Replies are listed 'Best First'.
Re: tokenize a string
by GrandFather (Saint) on Oct 08, 2008 at 07:21 UTC

    Yup, the quick and dirty way is to use CPAN (see Yes, even you can use CPAN). If you spend a little time once (possibly less time than you've spent trying to solve this one parsing problem) putting together a distribution system for your users, then you can include whatever modules (CPAN and your own) your script requires with no impact on the users install experience. That's a one time cost and a possible many time payback with the additional payback of reduced development time and probably lower maintenance costs.


    Perl reduces RSI - it saves typing
Re: tokenize a string
by ikegami (Patriarch) on Oct 08, 2008 at 05:50 UTC

    XML::TokeParser will return tokenized XML. You could write a wrapper around XML::TokeParser if you need the format you listed exactly.

    Update: Oops, Sorry, I missed your last paragraph.

Re: tokenize a string
by Anonymous Monk on Oct 08, 2008 at 06:49 UTC
    I thought about using HTML::TokeParse to get the attributes out, but I am trying to avoid installing the pm on several hundred ws.
    You might as well prepare for the eventuality, esp since apt-get perl-HTML-Parser is available.

    Is there a quick and dirty way to get this string tokenized? Thanks
    One example is strip HTML tags, another is YAPE::HTML

Re: tokenize a string
by cdarke (Prior) on Oct 08, 2008 at 08:05 UTC
    While agreeing with everything everyone has said above, I thought I might as well :
    use warnings; use strict; my $string = q(<a style='postion: top; font:roman' href=hi.html href +='bold' src=" image" />); my @tokens = $string =~ /<?\s*(\w+=([\'\"]).*?\2|[^\s>]+)/g; # Get every other token my $i = 0; @tokens = grep {++$i % 2} @tokens; local $" = "\n"; print "@tokens\n";
    This gives:
    a style='postion: top; font:roman' href=hi.html href='bold' src=" image" /
    This will only work with this data format, i.e. with the token=quoted data layout. The RE uses a back-reference for the second quote because you might have quotes-in-quotes. This complicates the result array, hence the grep.

- WRITTEN REQUEST 1:
In the forum thread on tokenizing a string, which module does ikegami say will return tokenized XML?
- WRITTEN REQUEST 2:
Continue the forum thread on tokenizing a string, starting after its final sentence.
The items after this point are separate material, unconnected to the forum thread on tokenizing a string.

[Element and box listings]
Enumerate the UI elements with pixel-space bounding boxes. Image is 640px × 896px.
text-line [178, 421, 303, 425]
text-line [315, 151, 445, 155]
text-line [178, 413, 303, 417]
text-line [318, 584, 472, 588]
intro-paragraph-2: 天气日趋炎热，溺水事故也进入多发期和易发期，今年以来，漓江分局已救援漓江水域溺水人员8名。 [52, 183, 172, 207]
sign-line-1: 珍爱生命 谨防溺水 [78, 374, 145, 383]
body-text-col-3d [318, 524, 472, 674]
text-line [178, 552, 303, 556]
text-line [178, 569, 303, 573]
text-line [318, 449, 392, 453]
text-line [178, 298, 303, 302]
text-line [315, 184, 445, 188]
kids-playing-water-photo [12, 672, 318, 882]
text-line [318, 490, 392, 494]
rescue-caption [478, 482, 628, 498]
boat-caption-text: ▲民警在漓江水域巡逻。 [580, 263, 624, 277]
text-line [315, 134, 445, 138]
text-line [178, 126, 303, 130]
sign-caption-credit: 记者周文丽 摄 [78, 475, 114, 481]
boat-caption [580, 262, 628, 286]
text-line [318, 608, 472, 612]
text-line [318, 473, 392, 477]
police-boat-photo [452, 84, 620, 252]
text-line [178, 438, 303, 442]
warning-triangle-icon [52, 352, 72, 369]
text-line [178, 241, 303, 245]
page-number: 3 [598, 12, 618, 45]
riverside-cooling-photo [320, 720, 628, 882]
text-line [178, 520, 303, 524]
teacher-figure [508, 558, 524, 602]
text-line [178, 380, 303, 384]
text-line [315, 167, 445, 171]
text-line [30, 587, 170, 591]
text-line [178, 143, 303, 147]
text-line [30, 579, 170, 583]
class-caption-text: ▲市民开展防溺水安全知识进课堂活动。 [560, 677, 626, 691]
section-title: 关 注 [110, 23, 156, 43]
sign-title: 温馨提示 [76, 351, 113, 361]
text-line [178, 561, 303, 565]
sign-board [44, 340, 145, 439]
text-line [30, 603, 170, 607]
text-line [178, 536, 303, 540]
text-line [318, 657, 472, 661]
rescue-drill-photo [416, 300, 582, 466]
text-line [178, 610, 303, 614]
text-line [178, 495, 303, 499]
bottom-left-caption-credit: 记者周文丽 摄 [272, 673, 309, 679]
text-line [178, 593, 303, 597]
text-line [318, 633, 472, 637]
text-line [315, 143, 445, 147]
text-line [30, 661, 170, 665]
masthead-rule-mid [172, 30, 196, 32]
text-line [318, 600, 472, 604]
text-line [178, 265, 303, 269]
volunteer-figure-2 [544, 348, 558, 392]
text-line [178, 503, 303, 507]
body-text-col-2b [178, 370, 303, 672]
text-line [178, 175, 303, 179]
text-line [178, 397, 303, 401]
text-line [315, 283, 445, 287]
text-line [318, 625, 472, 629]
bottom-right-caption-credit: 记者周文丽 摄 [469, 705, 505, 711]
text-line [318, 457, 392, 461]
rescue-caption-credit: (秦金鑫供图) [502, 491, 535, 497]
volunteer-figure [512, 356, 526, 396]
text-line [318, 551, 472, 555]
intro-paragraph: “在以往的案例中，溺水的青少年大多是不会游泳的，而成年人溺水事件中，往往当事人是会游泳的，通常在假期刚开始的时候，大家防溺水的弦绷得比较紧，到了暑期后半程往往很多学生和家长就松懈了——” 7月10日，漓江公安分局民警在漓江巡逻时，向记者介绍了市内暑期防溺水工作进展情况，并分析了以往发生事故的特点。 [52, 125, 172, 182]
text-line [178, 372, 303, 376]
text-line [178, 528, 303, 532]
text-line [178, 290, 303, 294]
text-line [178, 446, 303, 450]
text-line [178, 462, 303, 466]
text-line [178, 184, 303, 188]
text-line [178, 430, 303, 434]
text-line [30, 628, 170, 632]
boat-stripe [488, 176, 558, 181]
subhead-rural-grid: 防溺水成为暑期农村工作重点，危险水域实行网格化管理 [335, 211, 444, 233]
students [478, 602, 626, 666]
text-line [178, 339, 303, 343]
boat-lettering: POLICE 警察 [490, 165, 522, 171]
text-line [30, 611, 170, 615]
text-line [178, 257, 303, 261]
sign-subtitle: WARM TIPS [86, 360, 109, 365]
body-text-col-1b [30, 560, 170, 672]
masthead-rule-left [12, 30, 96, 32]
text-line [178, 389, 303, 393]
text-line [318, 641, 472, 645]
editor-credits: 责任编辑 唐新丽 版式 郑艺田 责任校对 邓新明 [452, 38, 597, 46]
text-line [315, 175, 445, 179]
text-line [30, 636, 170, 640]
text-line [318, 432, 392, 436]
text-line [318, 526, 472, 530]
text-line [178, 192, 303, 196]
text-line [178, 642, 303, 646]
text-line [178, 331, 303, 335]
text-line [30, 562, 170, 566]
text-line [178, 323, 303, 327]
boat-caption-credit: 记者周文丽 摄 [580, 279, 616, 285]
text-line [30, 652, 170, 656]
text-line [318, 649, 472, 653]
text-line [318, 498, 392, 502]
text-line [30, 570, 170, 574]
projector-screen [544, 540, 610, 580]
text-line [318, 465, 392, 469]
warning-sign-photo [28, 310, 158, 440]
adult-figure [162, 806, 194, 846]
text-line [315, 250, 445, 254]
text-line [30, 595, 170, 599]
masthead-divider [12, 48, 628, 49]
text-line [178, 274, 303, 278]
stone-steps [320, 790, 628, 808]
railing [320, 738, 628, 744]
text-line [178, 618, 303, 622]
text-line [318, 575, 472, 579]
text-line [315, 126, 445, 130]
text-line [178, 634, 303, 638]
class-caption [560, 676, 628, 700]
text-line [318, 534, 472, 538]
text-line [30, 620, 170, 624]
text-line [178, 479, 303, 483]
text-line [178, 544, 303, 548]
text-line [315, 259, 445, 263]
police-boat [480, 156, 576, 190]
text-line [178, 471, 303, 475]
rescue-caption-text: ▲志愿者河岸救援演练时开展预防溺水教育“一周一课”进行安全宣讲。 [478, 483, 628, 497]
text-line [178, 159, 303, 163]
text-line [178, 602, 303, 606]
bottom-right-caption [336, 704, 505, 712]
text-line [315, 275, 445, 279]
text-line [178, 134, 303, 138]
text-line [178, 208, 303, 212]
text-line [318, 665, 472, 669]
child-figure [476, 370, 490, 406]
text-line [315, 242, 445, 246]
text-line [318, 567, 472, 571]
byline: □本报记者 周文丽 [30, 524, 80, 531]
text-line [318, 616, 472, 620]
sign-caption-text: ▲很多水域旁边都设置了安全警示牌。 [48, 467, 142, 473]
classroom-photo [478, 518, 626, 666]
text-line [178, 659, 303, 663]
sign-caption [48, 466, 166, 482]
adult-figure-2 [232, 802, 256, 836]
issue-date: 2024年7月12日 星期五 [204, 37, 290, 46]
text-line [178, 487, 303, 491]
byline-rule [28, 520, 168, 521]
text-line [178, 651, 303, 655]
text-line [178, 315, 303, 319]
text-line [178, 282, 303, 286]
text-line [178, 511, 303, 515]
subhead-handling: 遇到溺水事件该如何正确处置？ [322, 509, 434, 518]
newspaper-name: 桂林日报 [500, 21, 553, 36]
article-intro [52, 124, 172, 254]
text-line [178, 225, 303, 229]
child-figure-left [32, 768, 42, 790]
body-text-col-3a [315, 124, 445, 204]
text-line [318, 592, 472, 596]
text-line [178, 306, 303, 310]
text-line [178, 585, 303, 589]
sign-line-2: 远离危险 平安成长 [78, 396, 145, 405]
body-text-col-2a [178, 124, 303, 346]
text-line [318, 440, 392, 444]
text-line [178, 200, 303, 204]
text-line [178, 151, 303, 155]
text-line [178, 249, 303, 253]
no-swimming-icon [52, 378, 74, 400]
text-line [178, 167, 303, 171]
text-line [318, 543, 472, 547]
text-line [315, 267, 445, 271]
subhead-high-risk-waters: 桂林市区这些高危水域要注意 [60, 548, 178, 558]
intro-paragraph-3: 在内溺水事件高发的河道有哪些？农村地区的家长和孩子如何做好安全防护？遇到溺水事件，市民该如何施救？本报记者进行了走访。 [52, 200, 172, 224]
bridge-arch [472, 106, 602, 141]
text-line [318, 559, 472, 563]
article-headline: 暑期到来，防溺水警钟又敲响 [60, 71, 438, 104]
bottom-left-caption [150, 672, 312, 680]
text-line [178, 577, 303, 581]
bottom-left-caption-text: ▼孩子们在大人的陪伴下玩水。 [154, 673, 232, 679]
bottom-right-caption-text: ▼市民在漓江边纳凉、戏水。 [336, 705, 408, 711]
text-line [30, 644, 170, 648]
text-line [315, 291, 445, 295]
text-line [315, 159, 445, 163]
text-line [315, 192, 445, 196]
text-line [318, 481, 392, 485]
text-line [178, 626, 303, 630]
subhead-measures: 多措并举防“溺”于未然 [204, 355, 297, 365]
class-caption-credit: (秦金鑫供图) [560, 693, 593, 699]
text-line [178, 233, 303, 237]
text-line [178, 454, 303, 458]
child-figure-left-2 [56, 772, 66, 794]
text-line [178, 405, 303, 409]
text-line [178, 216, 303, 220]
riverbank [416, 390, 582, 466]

- RIGHT ANSWER 1:
XML::TokeParser

- RIGHT ANSWER 2:
    You really are better off using a CPAN module for the general case.
Re: tokenize a string
by rovf (Priest) on Oct 08, 2008 at 09:05 UTC

    If the rule is "no additional modules, please!", maybe the simplest (but, admittedly, very dirty way) is to loop over the individual characters of the string - kind of "good old C style" solution. That way it is easy to memorize whether or nor you are inside a quote. Note that you can easily get an array of the individual characters with split(//,$string).

    A second possibility I could think of, would be using split(' ',$string), that means, you first pretend that you are not interested in handling the quotes correctly. This gives you an array of fields (some of them contain maybe only one quote), plus (because of the "magic" first argument to split some empty fields for the white spaces. Now you loop through this list. Whenever an element contains only one quote, you have to join it to the next element having a quote (and if the syntax of your string is correct, that element will also have exactly one quote). If you have in between empty elements, you have to treat them as spaces.

    Having said this, I personally would prefer the former solution....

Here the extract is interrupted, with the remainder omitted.